GIVEN ENTRIES:
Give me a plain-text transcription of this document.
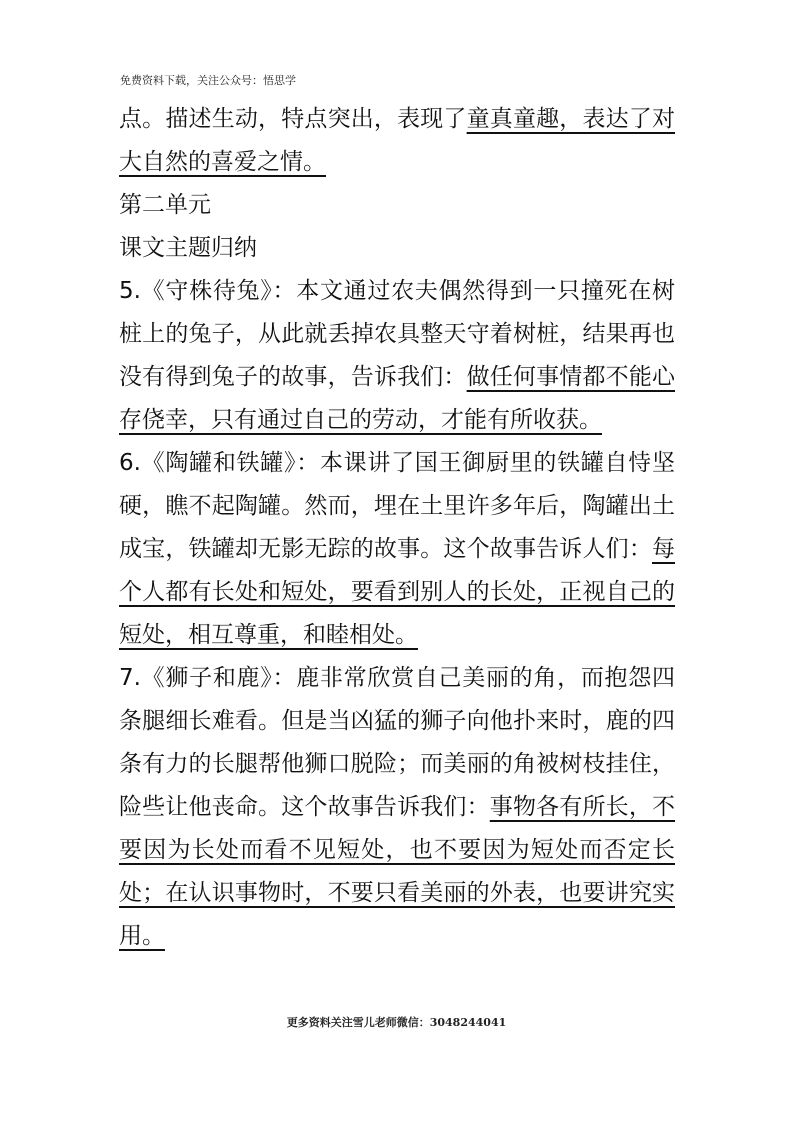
免费资料下载，关注公众号：悟思学

点。描述生动，特点突出，表现了童真童趣，表达了对大自然的喜爱之情。

第二单元

课文主题归纳

5.《守株待兔》：本文通过农夫偶然得到一只撞死在树桩上的兔子，从此就丢掉农具整天守着树桩，结果再也没有得到兔子的故事，告诉我们：做任何事情都不能心存侥幸，只有通过自己的劳动，才能有所收获。

6.《陶罐和铁罐》：本课讲了国王御厨里的铁罐自恃坚硬，瞧不起陶罐。然而，埋在土里许多年后，陶罐出土成宝，铁罐却无影无踪的故事。这个故事告诉人们：每个人都有长处和短处，要看到别人的长处，正视自己的短处，相互尊重，和睦相处。

7.《狮子和鹿》：鹿非常欣赏自己美丽的角，而抱怨四条腿细长难看。但是当凶猛的狮子向他扑来时，鹿的四条有力的长腿帮他狮口脱险；而美丽的角被树枝挂住，险些让他丧命。这个故事告诉我们：事物各有所长，不要因为长处而看不见短处，也不要因为短处而否定长处；在认识事物时，不要只看美丽的外表，也要讲究实用。

更多资料关注雪儿老师微信：3048244041
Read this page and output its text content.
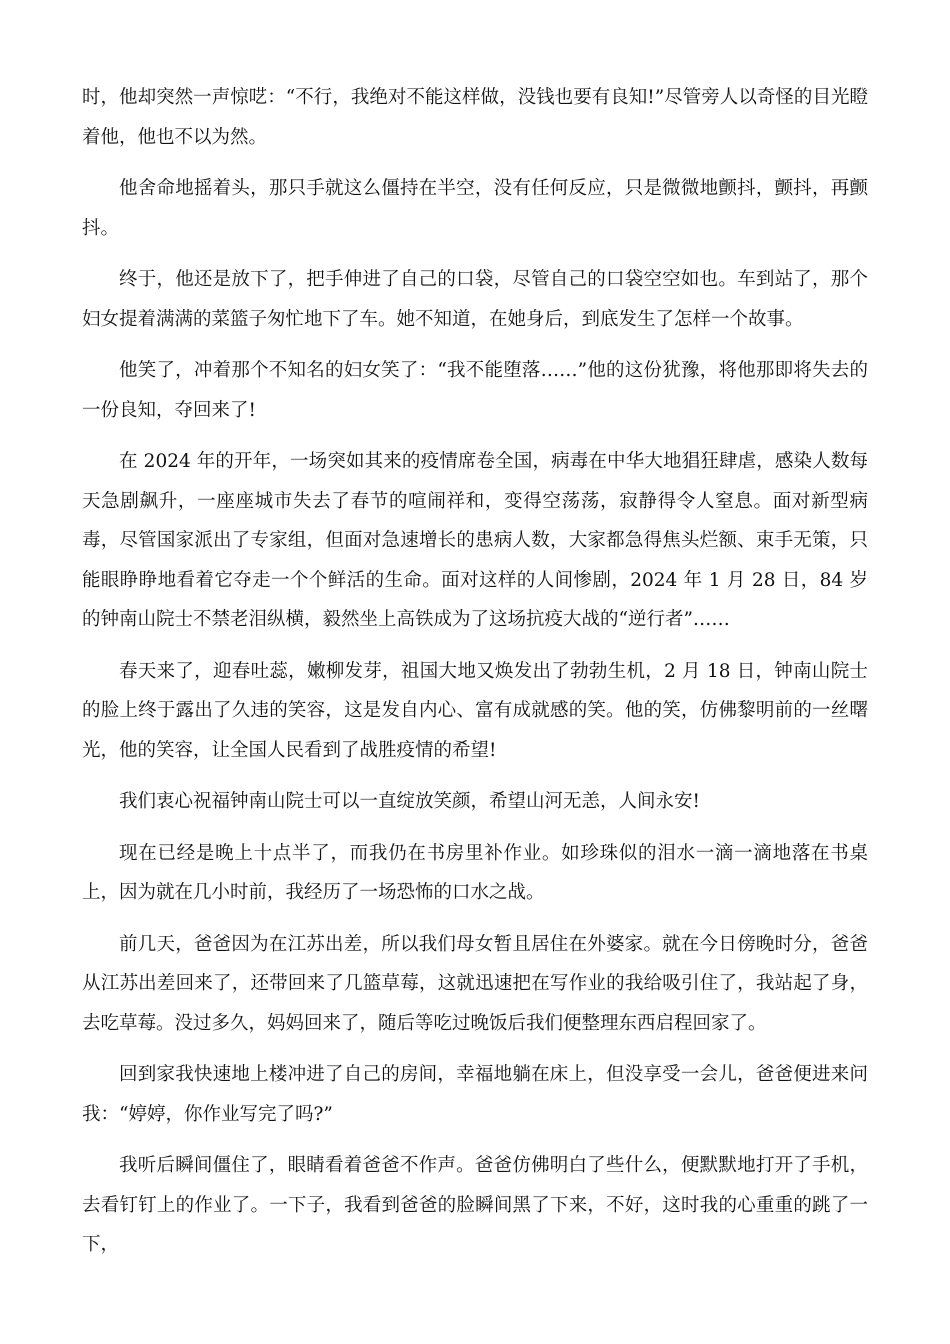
时，他却突然一声惊呓：“不行，我绝对不能这样做，没钱也要有良知!”尽管旁人以奇怪的目光瞪着他，他也不以为然。

他舍命地摇着头，那只手就这么僵持在半空，没有任何反应，只是微微地颤抖，颤抖，再颤抖。

终于，他还是放下了，把手伸进了自己的口袋，尽管自己的口袋空空如也。车到站了，那个妇女提着满满的菜篮子匆忙地下了车。她不知道，在她身后，到底发生了怎样一个故事。

他笑了，冲着那个不知名的妇女笑了：“我不能堕落……”他的这份犹豫，将他那即将失去的一份良知，夺回来了!

在 2024 年的开年，一场突如其来的疫情席卷全国，病毒在中华大地猖狂肆虐，感染人数每天急剧飙升，一座座城市失去了春节的喧闹祥和，变得空荡荡，寂静得令人窒息。面对新型病毒，尽管国家派出了专家组，但面对急速增长的患病人数，大家都急得焦头烂额、束手无策，只能眼睁睁地看着它夺走一个个鲜活的生命。面对这样的人间惨剧，2024 年 1 月 28 日，84 岁的钟南山院士不禁老泪纵横，毅然坐上高铁成为了这场抗疫大战的“逆行者”……

春天来了，迎春吐蕊，嫩柳发芽，祖国大地又焕发出了勃勃生机，2 月 18 日，钟南山院士的脸上终于露出了久违的笑容，这是发自内心、富有成就感的笑。他的笑，仿佛黎明前的一丝曙光，他的笑容，让全国人民看到了战胜疫情的希望!

我们衷心祝福钟南山院士可以一直绽放笑颜，希望山河无恙，人间永安!

现在已经是晚上十点半了，而我仍在书房里补作业。如珍珠似的泪水一滴一滴地落在书桌上，因为就在几小时前，我经历了一场恐怖的口水之战。

前几天，爸爸因为在江苏出差，所以我们母女暂且居住在外婆家。就在今日傍晚时分，爸爸从江苏出差回来了，还带回来了几篮草莓，这就迅速把在写作业的我给吸引住了，我站起了身，去吃草莓。没过多久，妈妈回来了，随后等吃过晚饭后我们便整理东西启程回家了。

回到家我快速地上楼冲进了自己的房间，幸福地躺在床上，但没享受一会儿，爸爸便进来问我：“婷婷，你作业写完了吗?”

我听后瞬间僵住了，眼睛看着爸爸不作声。爸爸仿佛明白了些什么，便默默地打开了手机，去看钉钉上的作业了。一下子，我看到爸爸的脸瞬间黑了下来，不好，这时我的心重重的跳了一下，
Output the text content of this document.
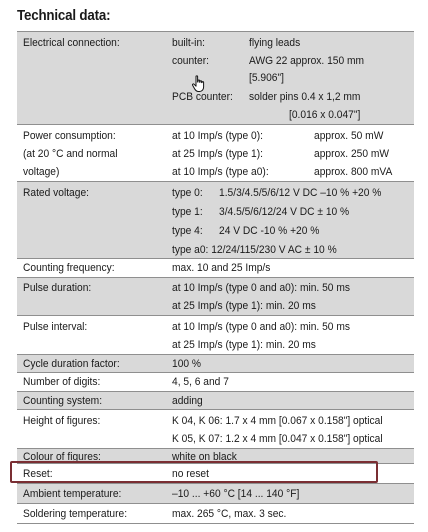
Technical data:
Electrical connection:	built-in:	flying leads
counter:	AWG 22 approx. 150 mm
[5.906"]
PCB counter: solder pins 0.4 x 1,2 mm
[0.016 x 0.047"]
Power consumption:
(at 20 °C and normal
voltage)
at 10 Imp/s (type 0):	approx. 50 mW
at 25 Imp/s (type 1):	approx. 250 mW
at 10 Imp/s (type a0):	approx. 800 mVA
Rated voltage:	type 0: 1.5/3/4.5/5/6/12 V DC –10 % +20 %
type 1: 3/4.5/5/6/12/24 V DC ± 10 %
type 4: 24 V DC -10 % +20 %
type a0: 12/24/115/230 V AC ± 10 %
Counting frequency:	max. 10 and 25 Imp/s
Pulse duration:	at 10 Imp/s (type 0 and a0): min. 50 ms
at 25 Imp/s (type 1): min. 20 ms
Pulse interval:	at 10 Imp/s (type 0 and a0): min. 50 ms
at 25 Imp/s (type 1): min. 20 ms
Cycle duration factor:	100 %
Number of digits:	4, 5, 6 and 7
Counting system:	adding
Height of figures:	K 04, K 06: 1.7 x 4 mm [0.067 x 0.158"] optical
K 05, K 07: 1.2 x 4 mm [0.047 x 0.158"] optical
Colour of figures:	white on black
Reset:	no reset
Ambient temperature:	–10 ... +60 °C [14 ... 140 °F]
Soldering temperature:	max. 265 °C, max. 3 sec.
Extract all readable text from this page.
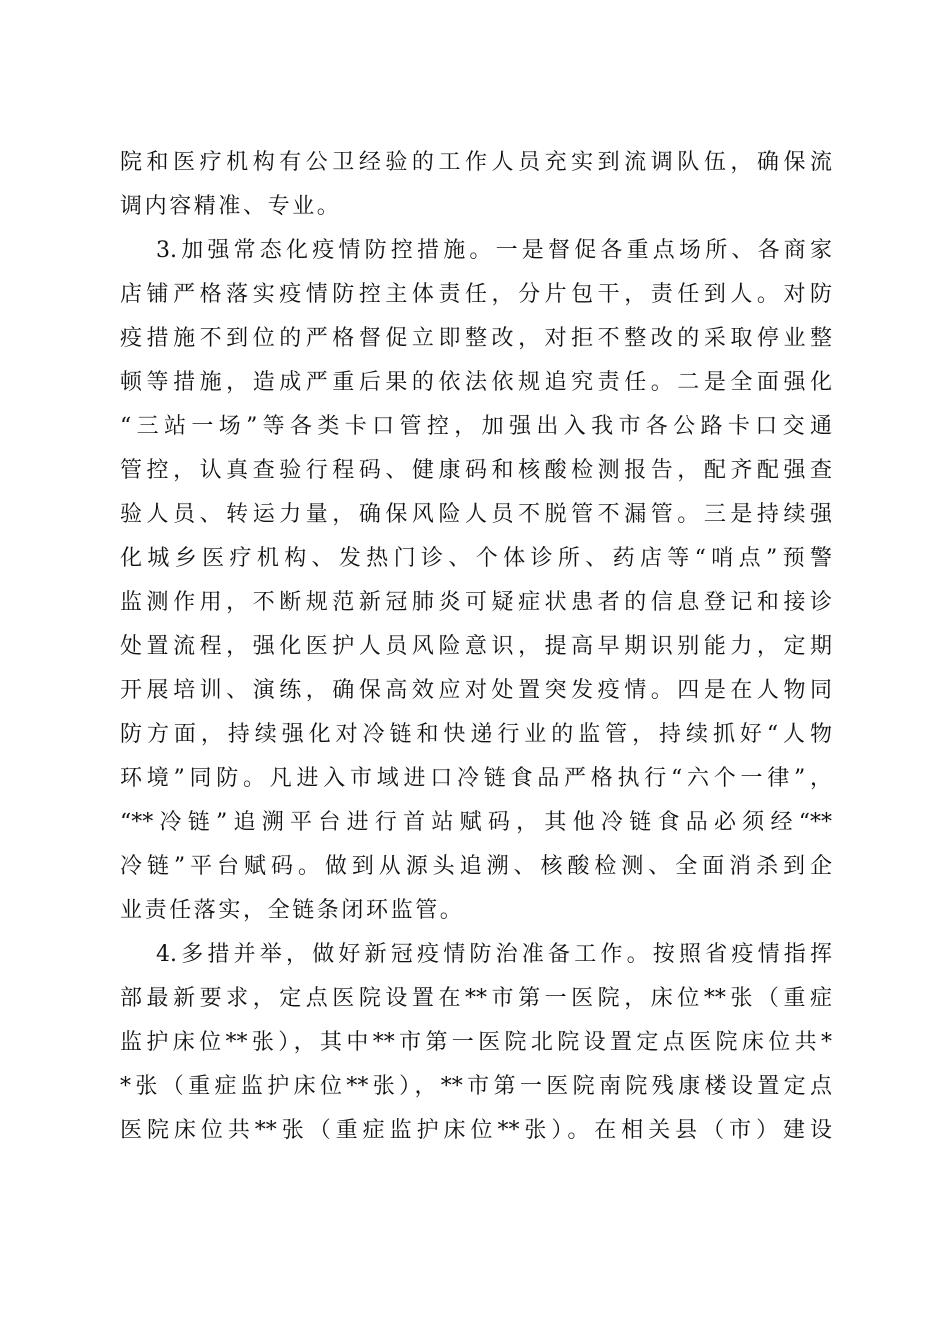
院和医疗机构有公卫经验的工作人员充实到流调队伍，确保流
调内容精准、专业。
3.加强常态化疫情防控措施。一是督促各重点场所、各商家
店铺严格落实疫情防控主体责任，分片包干，责任到人。对防
疫措施不到位的严格督促立即整改，对拒不整改的采取停业整
顿等措施，造成严重后果的依法依规追究责任。二是全面强化
“三站一场”等各类卡口管控，加强出入我市各公路卡口交通
管控，认真查验行程码、健康码和核酸检测报告，配齐配强查
验人员、转运力量，确保风险人员不脱管不漏管。三是持续强
化城乡医疗机构、发热门诊、个体诊所、药店等“哨点”预警
监测作用，不断规范新冠肺炎可疑症状患者的信息登记和接诊
处置流程，强化医护人员风险意识，提高早期识别能力，定期
开展培训、演练，确保高效应对处置突发疫情。四是在人物同
防方面，持续强化对冷链和快递行业的监管，持续抓好“人物
环境”同防。凡进入市域进口冷链食品严格执行“六个一律”，
“**冷链”追溯平台进行首站赋码，其他冷链食品必须经“**
冷链”平台赋码。做到从源头追溯、核酸检测、全面消杀到企
业责任落实，全链条闭环监管。
4.多措并举，做好新冠疫情防治准备工作。按照省疫情指挥
部最新要求，定点医院设置在**市第一医院，床位**张（重症
监护床位**张），其中**市第一医院北院设置定点医院床位共*
*张（重症监护床位**张），**市第一医院南院残康楼设置定点
医院床位共**张（重症监护床位**张）。在相关县（市）建设
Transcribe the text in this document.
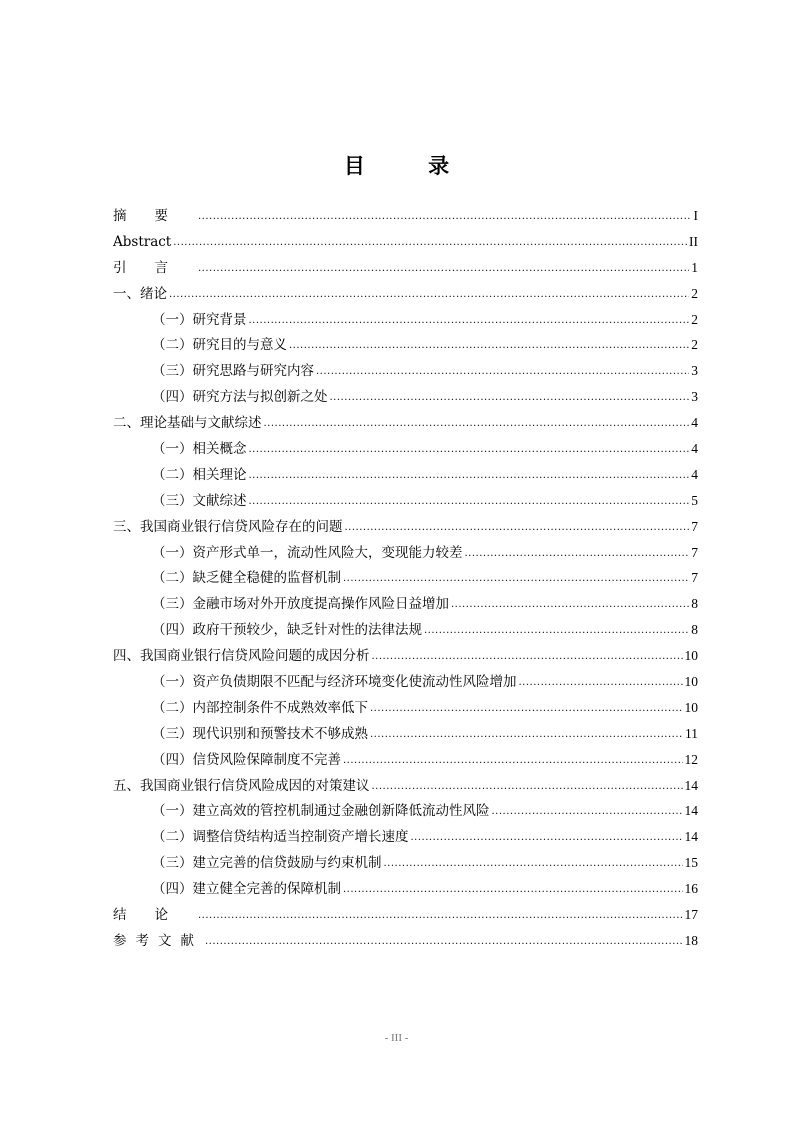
目 录
摘要 .....	I
Abstract .....	II
引言 .....	1
一、绪论 .....	2
（一）研究背景 .....	2
（二）研究目的与意义 .....	2
（三）研究思路与研究内容 .....	3
（四）研究方法与拟创新之处 .....	3
二、理论基础与文献综述 .....	4
（一）相关概念 .....	4
（二）相关理论 .....	4
（三）文献综述 .....	5
三、我国商业银行信贷风险存在的问题 .....	7
（一）资产形式单一，流动性风险大，变现能力较差 .....	7
（二）缺乏健全稳健的监督机制 .....	7
（三）金融市场对外开放度提高操作风险日益增加 .....	8
（四）政府干预较少，缺乏针对性的法律法规 .....	8
四、我国商业银行信贷风险问题的成因分析 .....	10
（一）资产负债期限不匹配与经济环境变化使流动性风险增加 .....	10
（二）内部控制条件不成熟效率低下 .....	10
（三）现代识别和预警技术不够成熟 .....	11
（四）信贷风险保障制度不完善 .....	12
五、我国商业银行信贷风险成因的对策建议 .....	14
（一）建立高效的管控机制通过金融创新降低流动性风险 .....	14
（二）调整信贷结构适当控制资产增长速度 .....	14
（三）建立完善的信贷鼓励与约束机制 .....	15
（四）建立健全完善的保障机制 .....	16
结论 .....	17
参考文献 .....	18
- III -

WHAT YOU WILL DO:
Repeat verbatim the lines from the one holding "Extract all readable text from this page." through the end of the listing above, both ends included, but not the pictures.

ANSWER FOR THIS EXERCISE:
Extract all readable text from this page.
院和医疗机构有公卫经验的工作人员充实到流调队伍，确保流
调内容精准、专业。
3.加强常态化疫情防控措施。一是督促各重点场所、各商家
店铺严格落实疫情防控主体责任，分片包干，责任到人。对防
疫措施不到位的严格督促立即整改，对拒不整改的采取停业整
顿等措施，造成严重后果的依法依规追究责任。二是全面强化
“三站一场”等各类卡口管控，加强出入我市各公路卡口交通
管控，认真查验行程码、健康码和核酸检测报告，配齐配强查
验人员、转运力量，确保风险人员不脱管不漏管。三是持续强
化城乡医疗机构、发热门诊、个体诊所、药店等“哨点”预警
监测作用，不断规范新冠肺炎可疑症状患者的信息登记和接诊
处置流程，强化医护人员风险意识，提高早期识别能力，定期
开展培训、演练，确保高效应对处置突发疫情。四是在人物同
防方面，持续强化对冷链和快递行业的监管，持续抓好“人物
环境”同防。凡进入市域进口冷链食品严格执行“六个一律”，
“**冷链”追溯平台进行首站赋码，其他冷链食品必须经“**
冷链”平台赋码。做到从源头追溯、核酸检测、全面消杀到企
业责任落实，全链条闭环监管。
4.多措并举，做好新冠疫情防治准备工作。按照省疫情指挥
部最新要求，定点医院设置在**市第一医院，床位**张（重症
监护床位**张），其中**市第一医院北院设置定点医院床位共*
*张（重症监护床位**张），**市第一医院南院残康楼设置定点
医院床位共**张（重症监护床位**张）。在相关县（市）建设
Transcribe the text in this document.
目 录
摘要 .....	I
Abstract .....	II
引言 .....	1
一、绪论 .....	2
（一）研究背景 .....	2
（二）研究目的与意义 .....	2
（三）研究思路与研究内容 .....	3
（四）研究方法与拟创新之处 .....	3
二、理论基础与文献综述 .....	4
（一）相关概念 .....	4
（二）相关理论 .....	4
（三）文献综述 .....	5
三、我国商业银行信贷风险存在的问题 .....	7
（一）资产形式单一，流动性风险大，变现能力较差 .....	7
（二）缺乏健全稳健的监督机制 .....	7
（三）金融市场对外开放度提高操作风险日益增加 .....	8
（四）政府干预较少，缺乏针对性的法律法规 .....	8
四、我国商业银行信贷风险问题的成因分析 .....	10
（一）资产负债期限不匹配与经济环境变化使流动性风险增加 .....	10
（二）内部控制条件不成熟效率低下 .....	10
（三）现代识别和预警技术不够成熟 .....	11
（四）信贷风险保障制度不完善 .....	12
五、我国商业银行信贷风险成因的对策建议 .....	14
（一）建立高效的管控机制通过金融创新降低流动性风险 .....	14
（二）调整信贷结构适当控制资产增长速度 .....	14
（三）建立完善的信贷鼓励与约束机制 .....	15
（四）建立健全完善的保障机制 .....	16
结论 .....	17
参考文献 .....	18
- III -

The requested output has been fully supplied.